Lines holding the string "Mercerized" are the ones to copy; find them all in the data.

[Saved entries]
____

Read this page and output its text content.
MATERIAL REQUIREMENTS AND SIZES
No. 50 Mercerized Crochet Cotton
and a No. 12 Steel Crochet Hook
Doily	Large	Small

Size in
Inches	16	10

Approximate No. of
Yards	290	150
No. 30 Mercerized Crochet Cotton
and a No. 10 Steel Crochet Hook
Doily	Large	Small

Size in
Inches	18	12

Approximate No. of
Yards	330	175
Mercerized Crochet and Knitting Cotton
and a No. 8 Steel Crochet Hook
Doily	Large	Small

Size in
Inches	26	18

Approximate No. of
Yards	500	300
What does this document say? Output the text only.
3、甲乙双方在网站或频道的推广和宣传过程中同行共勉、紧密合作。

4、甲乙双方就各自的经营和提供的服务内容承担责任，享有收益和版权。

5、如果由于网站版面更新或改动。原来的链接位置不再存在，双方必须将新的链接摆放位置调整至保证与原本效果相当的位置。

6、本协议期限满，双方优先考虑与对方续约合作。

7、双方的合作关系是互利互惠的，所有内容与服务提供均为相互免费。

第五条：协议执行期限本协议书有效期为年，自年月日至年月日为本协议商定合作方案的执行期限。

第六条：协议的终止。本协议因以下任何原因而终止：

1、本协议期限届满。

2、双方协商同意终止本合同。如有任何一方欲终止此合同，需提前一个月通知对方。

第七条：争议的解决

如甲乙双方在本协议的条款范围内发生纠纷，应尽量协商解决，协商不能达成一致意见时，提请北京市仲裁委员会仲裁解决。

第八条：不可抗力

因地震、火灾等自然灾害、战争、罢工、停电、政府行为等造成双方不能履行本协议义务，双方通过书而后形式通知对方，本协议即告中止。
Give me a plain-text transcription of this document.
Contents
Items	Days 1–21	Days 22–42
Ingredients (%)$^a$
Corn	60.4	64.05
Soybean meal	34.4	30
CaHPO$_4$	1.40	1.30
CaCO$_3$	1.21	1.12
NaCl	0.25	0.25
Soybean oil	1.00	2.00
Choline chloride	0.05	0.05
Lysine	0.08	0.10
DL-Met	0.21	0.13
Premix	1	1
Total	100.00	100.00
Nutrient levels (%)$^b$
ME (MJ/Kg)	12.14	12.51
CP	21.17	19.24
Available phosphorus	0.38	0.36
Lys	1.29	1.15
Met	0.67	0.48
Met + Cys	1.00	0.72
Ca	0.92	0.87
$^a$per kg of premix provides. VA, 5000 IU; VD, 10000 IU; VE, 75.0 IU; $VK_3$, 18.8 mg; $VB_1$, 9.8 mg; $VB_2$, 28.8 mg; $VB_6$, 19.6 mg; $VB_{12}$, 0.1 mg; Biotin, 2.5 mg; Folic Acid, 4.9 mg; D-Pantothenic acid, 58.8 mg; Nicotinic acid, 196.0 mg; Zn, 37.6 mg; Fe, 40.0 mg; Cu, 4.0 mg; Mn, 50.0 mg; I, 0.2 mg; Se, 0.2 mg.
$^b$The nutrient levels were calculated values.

____

:: Result of this exercise ::
No. 50 Mercerized Crochet Cotton
No. 30 Mercerized Crochet Cotton
Mercerized Crochet and Knitting Cotton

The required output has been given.